Your goal:
Transcribe every line of the listing below without any deviation.

[Begin Data]

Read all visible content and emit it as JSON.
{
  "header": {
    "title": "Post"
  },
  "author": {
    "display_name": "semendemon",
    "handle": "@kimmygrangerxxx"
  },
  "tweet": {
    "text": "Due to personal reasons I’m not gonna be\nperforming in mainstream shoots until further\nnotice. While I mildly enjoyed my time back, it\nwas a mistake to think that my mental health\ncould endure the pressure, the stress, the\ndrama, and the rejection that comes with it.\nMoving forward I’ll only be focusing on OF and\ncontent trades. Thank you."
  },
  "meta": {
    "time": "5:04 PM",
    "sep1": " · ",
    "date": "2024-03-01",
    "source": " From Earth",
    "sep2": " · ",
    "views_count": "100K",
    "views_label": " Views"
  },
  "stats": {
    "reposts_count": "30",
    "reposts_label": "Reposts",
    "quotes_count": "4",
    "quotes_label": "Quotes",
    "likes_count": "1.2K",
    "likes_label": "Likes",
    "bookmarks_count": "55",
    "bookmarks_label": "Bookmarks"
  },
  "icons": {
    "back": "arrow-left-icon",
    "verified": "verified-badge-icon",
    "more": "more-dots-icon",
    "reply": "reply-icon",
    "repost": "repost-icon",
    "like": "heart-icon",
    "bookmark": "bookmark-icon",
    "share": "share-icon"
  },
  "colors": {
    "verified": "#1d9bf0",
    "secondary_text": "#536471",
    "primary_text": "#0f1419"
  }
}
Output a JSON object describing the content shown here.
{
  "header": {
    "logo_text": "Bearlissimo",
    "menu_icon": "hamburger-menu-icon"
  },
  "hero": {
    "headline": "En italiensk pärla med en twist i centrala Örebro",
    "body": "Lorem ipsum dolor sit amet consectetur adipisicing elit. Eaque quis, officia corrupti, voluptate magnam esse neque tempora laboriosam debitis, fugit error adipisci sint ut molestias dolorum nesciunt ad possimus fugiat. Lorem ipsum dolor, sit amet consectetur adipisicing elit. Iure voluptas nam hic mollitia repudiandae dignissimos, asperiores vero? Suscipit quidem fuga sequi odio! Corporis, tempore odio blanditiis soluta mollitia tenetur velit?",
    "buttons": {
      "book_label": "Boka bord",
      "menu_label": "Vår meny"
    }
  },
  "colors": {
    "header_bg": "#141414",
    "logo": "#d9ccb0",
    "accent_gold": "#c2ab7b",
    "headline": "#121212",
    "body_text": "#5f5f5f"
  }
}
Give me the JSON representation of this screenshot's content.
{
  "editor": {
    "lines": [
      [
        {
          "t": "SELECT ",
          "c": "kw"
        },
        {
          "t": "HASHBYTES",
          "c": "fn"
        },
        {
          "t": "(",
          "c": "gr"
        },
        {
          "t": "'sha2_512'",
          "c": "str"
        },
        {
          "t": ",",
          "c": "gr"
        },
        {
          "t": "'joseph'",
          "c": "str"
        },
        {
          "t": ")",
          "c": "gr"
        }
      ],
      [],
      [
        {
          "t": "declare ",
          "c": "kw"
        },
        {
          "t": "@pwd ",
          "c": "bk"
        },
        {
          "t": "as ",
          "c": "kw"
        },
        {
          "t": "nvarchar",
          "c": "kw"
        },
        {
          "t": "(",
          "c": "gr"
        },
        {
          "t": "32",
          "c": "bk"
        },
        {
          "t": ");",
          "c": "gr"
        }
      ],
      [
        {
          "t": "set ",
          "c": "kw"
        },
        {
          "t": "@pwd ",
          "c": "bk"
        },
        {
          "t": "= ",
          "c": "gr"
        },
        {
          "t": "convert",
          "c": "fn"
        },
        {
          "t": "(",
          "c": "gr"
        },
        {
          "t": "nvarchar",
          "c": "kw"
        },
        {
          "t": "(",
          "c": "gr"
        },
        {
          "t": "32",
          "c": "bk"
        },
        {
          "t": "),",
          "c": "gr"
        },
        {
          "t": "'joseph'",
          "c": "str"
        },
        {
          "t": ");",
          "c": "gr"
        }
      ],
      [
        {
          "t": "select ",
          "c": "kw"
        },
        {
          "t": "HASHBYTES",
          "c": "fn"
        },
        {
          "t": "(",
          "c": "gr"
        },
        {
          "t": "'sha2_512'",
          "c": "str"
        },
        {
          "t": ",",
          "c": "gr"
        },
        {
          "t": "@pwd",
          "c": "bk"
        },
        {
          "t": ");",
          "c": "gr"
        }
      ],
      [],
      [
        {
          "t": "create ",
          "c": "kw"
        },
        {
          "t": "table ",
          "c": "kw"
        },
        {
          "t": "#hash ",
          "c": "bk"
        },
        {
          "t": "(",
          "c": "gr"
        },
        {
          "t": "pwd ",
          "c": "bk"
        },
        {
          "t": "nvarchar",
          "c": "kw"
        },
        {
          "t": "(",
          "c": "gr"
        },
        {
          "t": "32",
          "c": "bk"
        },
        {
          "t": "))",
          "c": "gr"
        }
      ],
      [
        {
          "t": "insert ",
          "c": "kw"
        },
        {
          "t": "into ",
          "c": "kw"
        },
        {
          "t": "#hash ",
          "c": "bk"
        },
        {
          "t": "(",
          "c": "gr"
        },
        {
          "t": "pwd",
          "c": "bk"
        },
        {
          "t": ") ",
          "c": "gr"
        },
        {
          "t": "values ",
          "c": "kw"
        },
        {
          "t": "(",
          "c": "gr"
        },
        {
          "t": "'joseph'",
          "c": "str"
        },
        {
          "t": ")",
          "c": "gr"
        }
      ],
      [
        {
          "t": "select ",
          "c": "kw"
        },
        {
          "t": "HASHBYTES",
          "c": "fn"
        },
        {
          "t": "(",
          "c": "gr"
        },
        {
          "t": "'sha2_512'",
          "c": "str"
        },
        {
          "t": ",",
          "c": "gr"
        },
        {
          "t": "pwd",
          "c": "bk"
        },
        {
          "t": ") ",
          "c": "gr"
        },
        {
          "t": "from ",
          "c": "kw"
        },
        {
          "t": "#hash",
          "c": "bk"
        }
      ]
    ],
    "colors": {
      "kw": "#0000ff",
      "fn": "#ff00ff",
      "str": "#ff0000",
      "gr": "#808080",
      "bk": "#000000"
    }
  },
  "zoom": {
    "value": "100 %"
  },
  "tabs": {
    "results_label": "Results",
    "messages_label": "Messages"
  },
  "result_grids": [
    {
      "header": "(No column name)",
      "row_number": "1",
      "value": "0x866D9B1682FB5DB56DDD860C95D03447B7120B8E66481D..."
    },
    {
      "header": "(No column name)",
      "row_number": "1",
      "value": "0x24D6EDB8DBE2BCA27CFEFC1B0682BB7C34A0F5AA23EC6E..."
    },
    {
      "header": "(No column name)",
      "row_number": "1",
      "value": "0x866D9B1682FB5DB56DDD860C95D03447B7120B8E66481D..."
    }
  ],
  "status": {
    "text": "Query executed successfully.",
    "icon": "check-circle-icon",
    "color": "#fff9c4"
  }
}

[End Data]

Written solution:
Read all visible content and emit it as JSON.
{
  "header": {
    "title": "Post"
  },
  "author": {
    "display_name": "semendemon",
    "handle": "@kimmygrangerxxx"
  },
  "tweet": {
    "text": "Due to personal reasons I’m not gonna be\nperforming in mainstream shoots until further\nnotice. While I mildly enjoyed my time back, it\nwas a mistake to think that my mental health\ncould endure the pressure, the stress, the\ndrama, and the rejection that comes with it.\nMoving forward I’ll only be focusing on OF and\ncontent trades. Thank you."
  },
  "meta": {
    "time": "5:04 PM",
    "sep1": " · ",
    "date": "2024-03-01",
    "source": " From Earth",
    "sep2": " · ",
    "views_count": "100K",
    "views_label": " Views"
  },
  "stats": {
    "reposts_count": "30",
    "reposts_label": "Reposts",
    "quotes_count": "4",
    "quotes_label": "Quotes",
    "likes_count": "1.2K",
    "likes_label": "Likes",
    "bookmarks_count": "55",
    "bookmarks_label": "Bookmarks"
  },
  "icons": {
    "back": "arrow-left-icon",
    "verified": "verified-badge-icon",
    "more": "more-dots-icon",
    "reply": "reply-icon",
    "repost": "repost-icon",
    "like": "heart-icon",
    "bookmark": "bookmark-icon",
    "share": "share-icon"
  },
  "colors": {
    "verified": "#1d9bf0",
    "secondary_text": "#536471",
    "primary_text": "#0f1419"
  }
}
Output a JSON object describing the content shown here.
{
  "header": {
    "logo_text": "Bearlissimo",
    "menu_icon": "hamburger-menu-icon"
  },
  "hero": {
    "headline": "En italiensk pärla med en twist i centrala Örebro",
    "body": "Lorem ipsum dolor sit amet consectetur adipisicing elit. Eaque quis, officia corrupti, voluptate magnam esse neque tempora laboriosam debitis, fugit error adipisci sint ut molestias dolorum nesciunt ad possimus fugiat. Lorem ipsum dolor, sit amet consectetur adipisicing elit. Iure voluptas nam hic mollitia repudiandae dignissimos, asperiores vero? Suscipit quidem fuga sequi odio! Corporis, tempore odio blanditiis soluta mollitia tenetur velit?",
    "buttons": {
      "book_label": "Boka bord",
      "menu_label": "Vår meny"
    }
  },
  "colors": {
    "header_bg": "#141414",
    "logo": "#d9ccb0",
    "accent_gold": "#c2ab7b",
    "headline": "#121212",
    "body_text": "#5f5f5f"
  }
}
Give me the JSON representation of this screenshot's content.
{
  "editor": {
    "lines": [
      [
        {
          "t": "SELECT ",
          "c": "kw"
        },
        {
          "t": "HASHBYTES",
          "c": "fn"
        },
        {
          "t": "(",
          "c": "gr"
        },
        {
          "t": "'sha2_512'",
          "c": "str"
        },
        {
          "t": ",",
          "c": "gr"
        },
        {
          "t": "'joseph'",
          "c": "str"
        },
        {
          "t": ")",
          "c": "gr"
        }
      ],
      [],
      [
        {
          "t": "declare ",
          "c": "kw"
        },
        {
          "t": "@pwd ",
          "c": "bk"
        },
        {
          "t": "as ",
          "c": "kw"
        },
        {
          "t": "nvarchar",
          "c": "kw"
        },
        {
          "t": "(",
          "c": "gr"
        },
        {
          "t": "32",
          "c": "bk"
        },
        {
          "t": ");",
          "c": "gr"
        }
      ],
      [
        {
          "t": "set ",
          "c": "kw"
        },
        {
          "t": "@pwd ",
          "c": "bk"
        },
        {
          "t": "= ",
          "c": "gr"
        },
        {
          "t": "convert",
          "c": "fn"
        },
        {
          "t": "(",
          "c": "gr"
        },
        {
          "t": "nvarchar",
          "c": "kw"
        },
        {
          "t": "(",
          "c": "gr"
        },
        {
          "t": "32",
          "c": "bk"
        },
        {
          "t": "),",
          "c": "gr"
        },
        {
          "t": "'joseph'",
          "c": "str"
        },
        {
          "t": ");",
          "c": "gr"
        }
      ],
      [
        {
          "t": "select ",
          "c": "kw"
        },
        {
          "t": "HASHBYTES",
          "c": "fn"
        },
        {
          "t": "(",
          "c": "gr"
        },
        {
          "t": "'sha2_512'",
          "c": "str"
        },
        {
          "t": ",",
          "c": "gr"
        },
        {
          "t": "@pwd",
          "c": "bk"
        },
        {
          "t": ");",
          "c": "gr"
        }
      ],
      [],
      [
        {
          "t": "create ",
          "c": "kw"
        },
        {
          "t": "table ",
          "c": "kw"
        },
        {
          "t": "#hash ",
          "c": "bk"
        },
        {
          "t": "(",
          "c": "gr"
        },
        {
          "t": "pwd ",
          "c": "bk"
        },
        {
          "t": "nvarchar",
          "c": "kw"
        },
        {
          "t": "(",
          "c": "gr"
        },
        {
          "t": "32",
          "c": "bk"
        },
        {
          "t": "))",
          "c": "gr"
        }
      ],
      [
        {
          "t": "insert ",
          "c": "kw"
        },
        {
          "t": "into ",
          "c": "kw"
        },
        {
          "t": "#hash ",
          "c": "bk"
        },
        {
          "t": "(",
          "c": "gr"
        },
        {
          "t": "pwd",
          "c": "bk"
        },
        {
          "t": ") ",
          "c": "gr"
        },
        {
          "t": "values ",
          "c": "kw"
        },
        {
          "t": "(",
          "c": "gr"
        },
        {
          "t": "'joseph'",
          "c": "str"
        },
        {
          "t": ")",
          "c": "gr"
        }
      ],
      [
        {
          "t": "select ",
          "c": "kw"
        },
        {
          "t": "HASHBYTES",
          "c": "fn"
        },
        {
          "t": "(",
          "c": "gr"
        },
        {
          "t": "'sha2_512'",
          "c": "str"
        },
        {
          "t": ",",
          "c": "gr"
        },
        {
          "t": "pwd",
          "c": "bk"
        },
        {
          "t": ") ",
          "c": "gr"
        },
        {
          "t": "from ",
          "c": "kw"
        },
        {
          "t": "#hash",
          "c": "bk"
        }
      ]
    ],
    "colors": {
      "kw": "#0000ff",
      "fn": "#ff00ff",
      "str": "#ff0000",
      "gr": "#808080",
      "bk": "#000000"
    }
  },
  "zoom": {
    "value": "100 %"
  },
  "tabs": {
    "results_label": "Results",
    "messages_label": "Messages"
  },
  "result_grids": [
    {
      "header": "(No column name)",
      "row_number": "1",
      "value": "0x866D9B1682FB5DB56DDD860C95D03447B7120B8E66481D..."
    },
    {
      "header": "(No column name)",
      "row_number": "1",
      "value": "0x24D6EDB8DBE2BCA27CFEFC1B0682BB7C34A0F5AA23EC6E..."
    },
    {
      "header": "(No column name)",
      "row_number": "1",
      "value": "0x866D9B1682FB5DB56DDD860C95D03447B7120B8E66481D..."
    }
  ],
  "status": {
    "text": "Query executed successfully.",
    "icon": "check-circle-icon",
    "color": "#fff9c4"
  }
}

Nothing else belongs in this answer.